## Selection
⟨
Services are expected to have the highest annual inflation rate in June at 1.1 per cent, compared to 1 per cent in May, followed by food, alcohol & tobacco stable on 0.9 per cent compared with May, with non-energy industrial goods prices falling by 0.1 per cent,  while the decline in energy prices eased to minus 6.5 per cent, in contrast with minus 8.1 per cent in May.

Pound Continues to Consolidate Position

The UK pound has began today by consolidating its position against the US dollar, and is currently trading at $1.34 this morning GMT, while slightly behind the post-referendum peak of $1.35 yesterday, sterling has managed to hold the gains made in the past 24 hours, after plummeting from the ‘Brexit’ decision.

Against the euro, the pound also has managed to halt the losses made since the referendum result, and is trading at $1.21 so far GMT, in line with  yesterday’s trading.

In their daily report LMAX Exchange said that he market’s realization that Article 50, the legal pathway to leave the European Union, won’t be triggered any time soon has taken some of the momentum out of the Sterling short play, with the UK currency rallying nicely in Wednesday trade.

Additionally leveraged accounts have been amongst the names actively covering short exposure, though macro names have been reported on the offer in the 1.3500 to 1.3700 area.
⟩
## Stated problem
Extend the market report on eurozone inflation and sterling's post-referendum trading beyond its final sentence.

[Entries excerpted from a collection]
⟨
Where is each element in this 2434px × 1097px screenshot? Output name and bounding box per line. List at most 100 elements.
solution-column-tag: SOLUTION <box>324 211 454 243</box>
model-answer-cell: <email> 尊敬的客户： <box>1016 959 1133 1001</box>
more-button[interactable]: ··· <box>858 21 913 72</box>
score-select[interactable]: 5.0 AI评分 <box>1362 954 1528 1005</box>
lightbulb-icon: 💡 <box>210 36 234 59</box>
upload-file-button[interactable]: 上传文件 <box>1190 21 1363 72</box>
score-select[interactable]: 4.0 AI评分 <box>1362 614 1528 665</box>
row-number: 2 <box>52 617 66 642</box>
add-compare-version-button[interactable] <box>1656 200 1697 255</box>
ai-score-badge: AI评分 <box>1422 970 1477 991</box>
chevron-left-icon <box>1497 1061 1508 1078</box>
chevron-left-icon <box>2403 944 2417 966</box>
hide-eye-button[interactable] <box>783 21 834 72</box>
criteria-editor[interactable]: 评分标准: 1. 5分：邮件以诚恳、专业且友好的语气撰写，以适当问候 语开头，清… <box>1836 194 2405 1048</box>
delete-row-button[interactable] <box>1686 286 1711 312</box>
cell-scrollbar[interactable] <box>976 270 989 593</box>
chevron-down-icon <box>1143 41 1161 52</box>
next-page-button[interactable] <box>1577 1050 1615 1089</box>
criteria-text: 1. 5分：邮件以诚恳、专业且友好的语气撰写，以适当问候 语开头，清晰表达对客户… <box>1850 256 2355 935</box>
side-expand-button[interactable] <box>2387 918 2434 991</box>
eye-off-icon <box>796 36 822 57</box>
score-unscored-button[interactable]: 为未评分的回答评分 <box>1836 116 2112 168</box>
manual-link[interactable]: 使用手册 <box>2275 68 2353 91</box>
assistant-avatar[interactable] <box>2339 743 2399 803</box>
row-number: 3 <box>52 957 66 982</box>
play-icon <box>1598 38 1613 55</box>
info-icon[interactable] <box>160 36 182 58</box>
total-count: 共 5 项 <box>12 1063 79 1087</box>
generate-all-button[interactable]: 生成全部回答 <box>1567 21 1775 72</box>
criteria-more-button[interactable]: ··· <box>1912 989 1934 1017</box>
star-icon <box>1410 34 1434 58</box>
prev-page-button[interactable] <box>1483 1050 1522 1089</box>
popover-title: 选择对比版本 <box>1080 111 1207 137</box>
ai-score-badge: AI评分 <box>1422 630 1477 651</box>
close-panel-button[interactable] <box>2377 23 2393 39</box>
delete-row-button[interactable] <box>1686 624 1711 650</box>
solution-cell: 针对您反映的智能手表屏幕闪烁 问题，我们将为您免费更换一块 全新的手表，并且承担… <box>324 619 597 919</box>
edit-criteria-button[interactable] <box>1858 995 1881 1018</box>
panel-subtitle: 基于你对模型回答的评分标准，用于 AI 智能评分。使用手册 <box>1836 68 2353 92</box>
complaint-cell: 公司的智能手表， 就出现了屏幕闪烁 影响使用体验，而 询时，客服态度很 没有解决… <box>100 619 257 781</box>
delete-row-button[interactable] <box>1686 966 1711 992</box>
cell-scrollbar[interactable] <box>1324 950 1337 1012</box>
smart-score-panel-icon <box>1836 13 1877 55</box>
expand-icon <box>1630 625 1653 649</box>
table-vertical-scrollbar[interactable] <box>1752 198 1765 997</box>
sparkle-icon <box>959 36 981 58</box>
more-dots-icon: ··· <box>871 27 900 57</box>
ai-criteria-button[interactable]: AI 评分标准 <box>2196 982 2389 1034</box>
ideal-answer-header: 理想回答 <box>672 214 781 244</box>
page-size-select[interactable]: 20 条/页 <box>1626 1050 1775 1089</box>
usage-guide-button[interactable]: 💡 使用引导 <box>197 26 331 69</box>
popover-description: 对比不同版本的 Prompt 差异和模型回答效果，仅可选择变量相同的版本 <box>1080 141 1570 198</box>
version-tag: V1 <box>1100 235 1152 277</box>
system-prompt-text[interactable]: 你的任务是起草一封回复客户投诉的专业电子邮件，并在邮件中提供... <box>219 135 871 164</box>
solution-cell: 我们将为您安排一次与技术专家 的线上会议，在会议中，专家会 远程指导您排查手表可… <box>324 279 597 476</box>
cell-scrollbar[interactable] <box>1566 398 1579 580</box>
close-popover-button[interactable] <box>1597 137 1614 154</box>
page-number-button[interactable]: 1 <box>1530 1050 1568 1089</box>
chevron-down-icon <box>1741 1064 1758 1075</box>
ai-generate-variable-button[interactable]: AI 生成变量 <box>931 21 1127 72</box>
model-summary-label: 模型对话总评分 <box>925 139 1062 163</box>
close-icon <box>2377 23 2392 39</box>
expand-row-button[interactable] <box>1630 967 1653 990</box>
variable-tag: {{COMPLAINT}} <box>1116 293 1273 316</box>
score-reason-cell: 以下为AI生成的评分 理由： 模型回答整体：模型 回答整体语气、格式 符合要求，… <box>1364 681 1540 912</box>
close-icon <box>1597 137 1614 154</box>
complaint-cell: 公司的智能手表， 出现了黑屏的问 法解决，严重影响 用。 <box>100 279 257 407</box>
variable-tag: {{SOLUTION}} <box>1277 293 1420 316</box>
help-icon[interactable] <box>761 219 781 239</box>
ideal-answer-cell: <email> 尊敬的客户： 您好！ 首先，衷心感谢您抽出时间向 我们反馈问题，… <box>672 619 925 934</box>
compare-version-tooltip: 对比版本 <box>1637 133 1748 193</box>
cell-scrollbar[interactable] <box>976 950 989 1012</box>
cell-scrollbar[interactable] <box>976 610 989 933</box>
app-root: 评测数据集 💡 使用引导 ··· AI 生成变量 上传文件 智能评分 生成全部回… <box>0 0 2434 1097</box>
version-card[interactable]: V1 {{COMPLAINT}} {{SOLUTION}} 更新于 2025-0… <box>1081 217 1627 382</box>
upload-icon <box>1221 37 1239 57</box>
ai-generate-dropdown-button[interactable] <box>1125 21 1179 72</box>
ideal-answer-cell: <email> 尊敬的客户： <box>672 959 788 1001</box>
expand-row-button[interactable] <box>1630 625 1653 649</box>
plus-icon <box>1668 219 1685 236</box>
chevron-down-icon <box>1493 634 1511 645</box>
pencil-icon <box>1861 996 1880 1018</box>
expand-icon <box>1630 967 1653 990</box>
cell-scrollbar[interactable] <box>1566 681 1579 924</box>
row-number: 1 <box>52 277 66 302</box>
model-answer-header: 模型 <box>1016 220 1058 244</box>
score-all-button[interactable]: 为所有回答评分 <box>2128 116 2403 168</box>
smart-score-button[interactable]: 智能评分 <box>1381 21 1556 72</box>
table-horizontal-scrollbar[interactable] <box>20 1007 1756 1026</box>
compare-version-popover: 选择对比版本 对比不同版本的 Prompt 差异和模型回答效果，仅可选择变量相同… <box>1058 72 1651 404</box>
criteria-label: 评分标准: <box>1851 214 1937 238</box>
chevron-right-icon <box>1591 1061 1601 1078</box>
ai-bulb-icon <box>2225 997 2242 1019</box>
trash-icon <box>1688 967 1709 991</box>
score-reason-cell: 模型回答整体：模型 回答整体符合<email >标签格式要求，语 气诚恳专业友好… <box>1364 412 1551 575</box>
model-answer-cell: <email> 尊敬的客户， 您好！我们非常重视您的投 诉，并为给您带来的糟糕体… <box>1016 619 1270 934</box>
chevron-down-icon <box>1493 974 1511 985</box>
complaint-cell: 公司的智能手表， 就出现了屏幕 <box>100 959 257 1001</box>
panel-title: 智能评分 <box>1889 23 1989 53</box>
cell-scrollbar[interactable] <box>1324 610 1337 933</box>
⟩
⟨
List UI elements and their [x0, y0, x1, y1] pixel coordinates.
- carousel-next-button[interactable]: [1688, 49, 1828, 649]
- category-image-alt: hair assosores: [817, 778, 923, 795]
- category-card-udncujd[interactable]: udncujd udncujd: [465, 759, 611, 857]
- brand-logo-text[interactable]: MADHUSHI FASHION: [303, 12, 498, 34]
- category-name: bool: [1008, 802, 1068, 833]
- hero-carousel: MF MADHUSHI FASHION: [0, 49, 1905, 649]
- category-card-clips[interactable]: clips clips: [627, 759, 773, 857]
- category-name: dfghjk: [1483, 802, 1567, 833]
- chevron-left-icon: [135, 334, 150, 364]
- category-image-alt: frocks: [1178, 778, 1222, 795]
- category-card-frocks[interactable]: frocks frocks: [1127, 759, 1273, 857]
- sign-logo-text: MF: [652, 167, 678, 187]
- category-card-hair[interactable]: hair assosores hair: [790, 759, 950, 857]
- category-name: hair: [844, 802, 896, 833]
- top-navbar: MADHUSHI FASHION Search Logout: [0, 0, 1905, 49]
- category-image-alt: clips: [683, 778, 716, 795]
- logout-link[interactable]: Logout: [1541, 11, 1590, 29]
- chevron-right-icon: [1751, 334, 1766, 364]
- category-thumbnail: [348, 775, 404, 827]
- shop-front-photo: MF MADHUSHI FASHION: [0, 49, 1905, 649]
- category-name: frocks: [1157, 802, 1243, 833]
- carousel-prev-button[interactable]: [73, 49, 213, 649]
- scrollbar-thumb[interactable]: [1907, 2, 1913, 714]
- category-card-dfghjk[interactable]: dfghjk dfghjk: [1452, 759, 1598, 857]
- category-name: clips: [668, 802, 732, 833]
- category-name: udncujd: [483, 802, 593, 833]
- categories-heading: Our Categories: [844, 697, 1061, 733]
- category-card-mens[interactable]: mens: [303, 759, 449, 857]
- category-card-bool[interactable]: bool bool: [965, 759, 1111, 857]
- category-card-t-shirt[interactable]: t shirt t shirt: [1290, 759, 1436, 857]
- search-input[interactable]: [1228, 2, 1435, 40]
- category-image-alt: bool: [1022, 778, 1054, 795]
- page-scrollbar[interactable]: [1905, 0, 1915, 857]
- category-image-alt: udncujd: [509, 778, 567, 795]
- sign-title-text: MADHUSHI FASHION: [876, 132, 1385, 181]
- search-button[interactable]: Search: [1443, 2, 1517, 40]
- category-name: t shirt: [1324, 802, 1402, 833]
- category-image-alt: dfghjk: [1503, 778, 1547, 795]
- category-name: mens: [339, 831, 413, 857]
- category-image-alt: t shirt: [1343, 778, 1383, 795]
⟩
⟨
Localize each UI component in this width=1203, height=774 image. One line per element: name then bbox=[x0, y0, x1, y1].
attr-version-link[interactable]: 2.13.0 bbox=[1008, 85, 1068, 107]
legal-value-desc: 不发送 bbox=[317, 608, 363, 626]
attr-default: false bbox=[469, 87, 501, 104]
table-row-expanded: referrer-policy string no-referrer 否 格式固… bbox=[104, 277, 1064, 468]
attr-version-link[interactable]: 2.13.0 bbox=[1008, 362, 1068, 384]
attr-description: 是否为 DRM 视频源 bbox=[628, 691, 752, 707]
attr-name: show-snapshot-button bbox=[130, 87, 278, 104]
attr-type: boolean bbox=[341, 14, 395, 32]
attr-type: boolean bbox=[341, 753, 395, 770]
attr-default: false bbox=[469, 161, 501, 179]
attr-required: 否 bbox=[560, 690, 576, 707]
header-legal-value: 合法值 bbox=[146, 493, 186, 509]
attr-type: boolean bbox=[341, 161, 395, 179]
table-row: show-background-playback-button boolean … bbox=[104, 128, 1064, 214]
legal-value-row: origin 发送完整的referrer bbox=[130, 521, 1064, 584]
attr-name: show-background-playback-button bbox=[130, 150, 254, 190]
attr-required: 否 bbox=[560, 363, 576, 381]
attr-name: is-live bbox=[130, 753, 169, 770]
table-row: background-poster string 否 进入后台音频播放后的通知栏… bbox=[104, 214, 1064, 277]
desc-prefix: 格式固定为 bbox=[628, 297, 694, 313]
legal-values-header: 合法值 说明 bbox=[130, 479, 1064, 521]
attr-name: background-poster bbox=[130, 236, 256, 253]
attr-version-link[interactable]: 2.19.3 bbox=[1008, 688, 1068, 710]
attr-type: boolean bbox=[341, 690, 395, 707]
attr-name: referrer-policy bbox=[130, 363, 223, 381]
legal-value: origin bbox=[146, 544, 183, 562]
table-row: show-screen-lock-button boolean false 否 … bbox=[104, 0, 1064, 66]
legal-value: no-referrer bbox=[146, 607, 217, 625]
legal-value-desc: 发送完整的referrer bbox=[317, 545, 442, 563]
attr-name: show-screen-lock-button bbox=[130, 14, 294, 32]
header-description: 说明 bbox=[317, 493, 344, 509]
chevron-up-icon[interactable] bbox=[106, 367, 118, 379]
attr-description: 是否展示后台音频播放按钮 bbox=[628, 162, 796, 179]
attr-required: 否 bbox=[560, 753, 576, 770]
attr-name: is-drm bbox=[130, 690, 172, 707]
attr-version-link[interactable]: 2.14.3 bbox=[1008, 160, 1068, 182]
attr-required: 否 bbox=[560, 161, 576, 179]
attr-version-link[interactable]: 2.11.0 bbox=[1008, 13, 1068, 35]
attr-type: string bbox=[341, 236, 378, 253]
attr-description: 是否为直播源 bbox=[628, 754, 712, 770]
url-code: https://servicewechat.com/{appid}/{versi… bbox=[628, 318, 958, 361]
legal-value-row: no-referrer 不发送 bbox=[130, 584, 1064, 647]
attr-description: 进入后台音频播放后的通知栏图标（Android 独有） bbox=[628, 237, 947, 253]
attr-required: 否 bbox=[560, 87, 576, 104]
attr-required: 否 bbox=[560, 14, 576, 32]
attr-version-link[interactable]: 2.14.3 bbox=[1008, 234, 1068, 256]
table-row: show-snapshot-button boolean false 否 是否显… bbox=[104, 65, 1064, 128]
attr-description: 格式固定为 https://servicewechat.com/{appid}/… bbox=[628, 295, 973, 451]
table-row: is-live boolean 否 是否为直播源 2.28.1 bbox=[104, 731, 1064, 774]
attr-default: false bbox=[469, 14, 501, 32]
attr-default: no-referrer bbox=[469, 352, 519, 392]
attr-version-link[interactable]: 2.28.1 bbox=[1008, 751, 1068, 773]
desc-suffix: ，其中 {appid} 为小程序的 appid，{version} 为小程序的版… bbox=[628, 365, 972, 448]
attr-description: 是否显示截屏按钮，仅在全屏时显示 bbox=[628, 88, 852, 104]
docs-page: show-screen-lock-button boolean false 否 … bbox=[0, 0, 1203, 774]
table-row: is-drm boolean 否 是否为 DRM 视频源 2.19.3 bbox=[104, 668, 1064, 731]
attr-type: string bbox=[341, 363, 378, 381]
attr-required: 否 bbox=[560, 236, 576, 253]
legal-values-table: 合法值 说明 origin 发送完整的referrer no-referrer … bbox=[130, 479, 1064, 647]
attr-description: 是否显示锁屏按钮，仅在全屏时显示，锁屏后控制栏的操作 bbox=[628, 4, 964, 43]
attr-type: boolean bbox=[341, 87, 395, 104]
⟩
## Written answer
Official figures have announced that the UK’s current deficit account of £32.6 billion for the first quarter of this year, which was reduced by a slender margin from the £34 billion recorded for the final three months of 2015.

Markets may now be less relaxed about the amount of borrowing required to make up the shortfall, in the wake of the decision to leave the European Union.

The total trade deficit widened to £12 billion for the first quarter of this year, quarter on quarter rise of £0.4 billion, this was attributed to the trade in services surplus narrowing by £0.5 billion, partially offset by a slight narrowing in the trade in goods deficit by £0.1 billion.

German Retail Turnover Increases

 Germany has posted an increase of 2,6% in retail turnover in May this year, compared to the corresponding month a year ago, there was also a favourable contrast for the first five months this year compared to the same period in 2015, where retail activity  was 2% higher.

Month on month the figures were also positive, with 0.9% turnover hike in the sector between April and May.